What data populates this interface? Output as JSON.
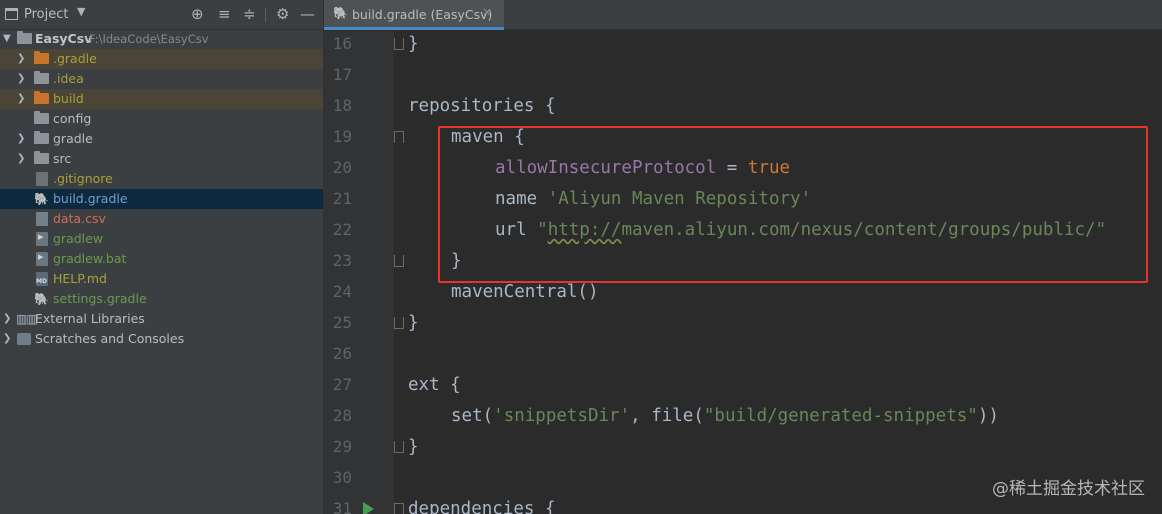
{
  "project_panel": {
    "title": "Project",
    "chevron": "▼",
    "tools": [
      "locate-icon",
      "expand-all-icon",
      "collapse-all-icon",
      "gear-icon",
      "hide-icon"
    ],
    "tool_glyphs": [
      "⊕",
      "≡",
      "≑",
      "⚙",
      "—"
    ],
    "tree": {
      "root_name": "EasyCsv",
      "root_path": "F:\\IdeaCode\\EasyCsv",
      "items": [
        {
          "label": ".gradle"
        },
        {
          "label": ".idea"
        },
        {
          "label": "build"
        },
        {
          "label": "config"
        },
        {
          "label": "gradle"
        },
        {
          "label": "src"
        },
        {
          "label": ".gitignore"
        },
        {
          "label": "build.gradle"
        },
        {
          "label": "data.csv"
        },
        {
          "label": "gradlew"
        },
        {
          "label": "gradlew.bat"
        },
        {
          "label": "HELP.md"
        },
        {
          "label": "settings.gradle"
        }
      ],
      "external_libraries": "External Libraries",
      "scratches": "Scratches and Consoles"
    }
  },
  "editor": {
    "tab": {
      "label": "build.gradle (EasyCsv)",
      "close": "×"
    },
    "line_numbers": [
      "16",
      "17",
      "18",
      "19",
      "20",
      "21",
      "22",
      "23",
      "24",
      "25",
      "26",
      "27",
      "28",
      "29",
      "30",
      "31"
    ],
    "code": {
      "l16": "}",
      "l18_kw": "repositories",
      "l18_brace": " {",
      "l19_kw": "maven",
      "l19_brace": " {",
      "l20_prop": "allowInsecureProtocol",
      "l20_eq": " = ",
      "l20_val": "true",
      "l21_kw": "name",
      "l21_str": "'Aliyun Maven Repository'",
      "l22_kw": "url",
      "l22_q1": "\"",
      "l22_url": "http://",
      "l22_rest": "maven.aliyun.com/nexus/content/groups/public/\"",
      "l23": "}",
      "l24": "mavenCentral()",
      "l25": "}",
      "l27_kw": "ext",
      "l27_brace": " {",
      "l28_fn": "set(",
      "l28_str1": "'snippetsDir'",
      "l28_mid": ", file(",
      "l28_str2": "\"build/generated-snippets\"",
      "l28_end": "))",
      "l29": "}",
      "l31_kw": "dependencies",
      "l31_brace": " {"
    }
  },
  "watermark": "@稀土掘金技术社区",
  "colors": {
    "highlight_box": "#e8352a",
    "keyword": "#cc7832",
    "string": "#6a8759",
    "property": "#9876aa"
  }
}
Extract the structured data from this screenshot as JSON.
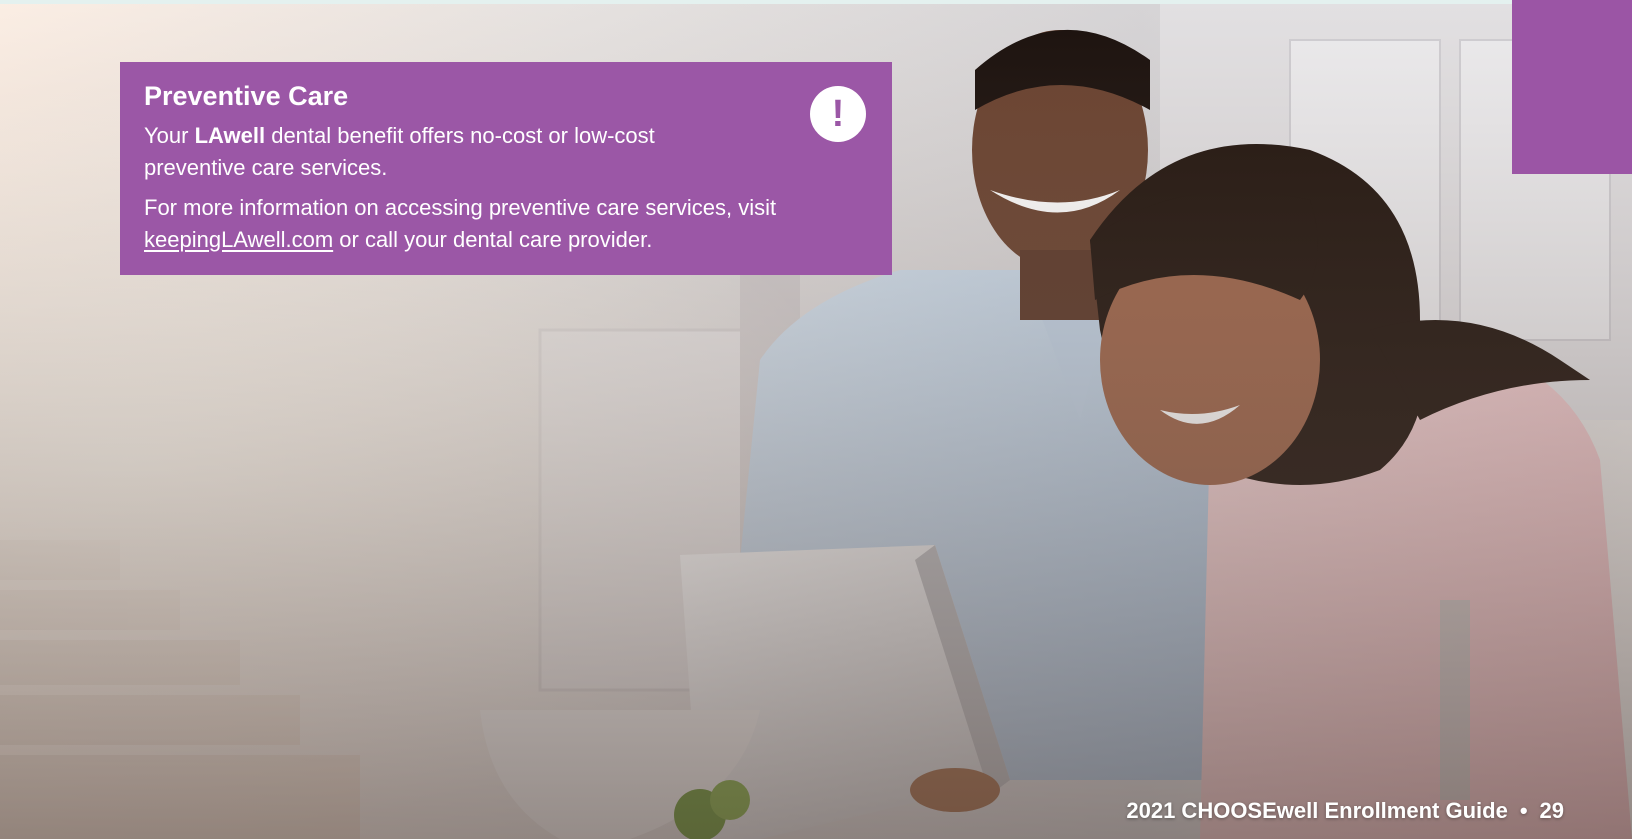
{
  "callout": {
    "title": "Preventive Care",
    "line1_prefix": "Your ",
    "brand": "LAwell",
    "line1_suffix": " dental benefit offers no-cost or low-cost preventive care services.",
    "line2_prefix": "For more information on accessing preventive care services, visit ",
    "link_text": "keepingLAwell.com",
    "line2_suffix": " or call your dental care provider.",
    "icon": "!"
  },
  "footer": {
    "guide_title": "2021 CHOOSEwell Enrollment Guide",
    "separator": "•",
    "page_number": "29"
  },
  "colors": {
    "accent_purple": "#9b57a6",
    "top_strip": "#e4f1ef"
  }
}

Short task: Transcribe the records above exactly as they appear, leaving out any pictures.

Solution:
What data populates this interface? Output as JSON.
{
  "project_panel": {
    "title": "Project",
    "chevron": "▼",
    "tools": [
      "locate-icon",
      "expand-all-icon",
      "collapse-all-icon",
      "gear-icon",
      "hide-icon"
    ],
    "tool_glyphs": [
      "⊕",
      "≡",
      "≑",
      "⚙",
      "—"
    ],
    "tree": {
      "root_name": "EasyCsv",
      "root_path": "F:\\IdeaCode\\EasyCsv",
      "items": [
        {
          "label": ".gradle"
        },
        {
          "label": ".idea"
        },
        {
          "label": "build"
        },
        {
          "label": "config"
        },
        {
          "label": "gradle"
        },
        {
          "label": "src"
        },
        {
          "label": ".gitignore"
        },
        {
          "label": "build.gradle"
        },
        {
          "label": "data.csv"
        },
        {
          "label": "gradlew"
        },
        {
          "label": "gradlew.bat"
        },
        {
          "label": "HELP.md"
        },
        {
          "label": "settings.gradle"
        }
      ],
      "external_libraries": "External Libraries",
      "scratches": "Scratches and Consoles"
    }
  },
  "editor": {
    "tab": {
      "label": "build.gradle (EasyCsv)",
      "close": "×"
    },
    "line_numbers": [
      "16",
      "17",
      "18",
      "19",
      "20",
      "21",
      "22",
      "23",
      "24",
      "25",
      "26",
      "27",
      "28",
      "29",
      "30",
      "31"
    ],
    "code": {
      "l16": "}",
      "l18_kw": "repositories",
      "l18_brace": " {",
      "l19_kw": "maven",
      "l19_brace": " {",
      "l20_prop": "allowInsecureProtocol",
      "l20_eq": " = ",
      "l20_val": "true",
      "l21_kw": "name",
      "l21_str": "'Aliyun Maven Repository'",
      "l22_kw": "url",
      "l22_q1": "\"",
      "l22_url": "http://",
      "l22_rest": "maven.aliyun.com/nexus/content/groups/public/\"",
      "l23": "}",
      "l24": "mavenCentral()",
      "l25": "}",
      "l27_kw": "ext",
      "l27_brace": " {",
      "l28_fn": "set(",
      "l28_str1": "'snippetsDir'",
      "l28_mid": ", file(",
      "l28_str2": "\"build/generated-snippets\"",
      "l28_end": "))",
      "l29": "}",
      "l31_kw": "dependencies",
      "l31_brace": " {"
    }
  },
  "watermark": "@稀土掘金技术社区",
  "colors": {
    "highlight_box": "#e8352a",
    "keyword": "#cc7832",
    "string": "#6a8759",
    "property": "#9876aa"
  }
}
Extract the structured data from this screenshot as JSON.
{
  "callout": {
    "title": "Preventive Care",
    "line1_prefix": "Your ",
    "brand": "LAwell",
    "line1_suffix": " dental benefit offers no-cost or low-cost preventive care services.",
    "line2_prefix": "For more information on accessing preventive care services, visit ",
    "link_text": "keepingLAwell.com",
    "line2_suffix": " or call your dental care provider.",
    "icon": "!"
  },
  "footer": {
    "guide_title": "2021 CHOOSEwell Enrollment Guide",
    "separator": "•",
    "page_number": "29"
  },
  "colors": {
    "accent_purple": "#9b57a6",
    "top_strip": "#e4f1ef"
  }
}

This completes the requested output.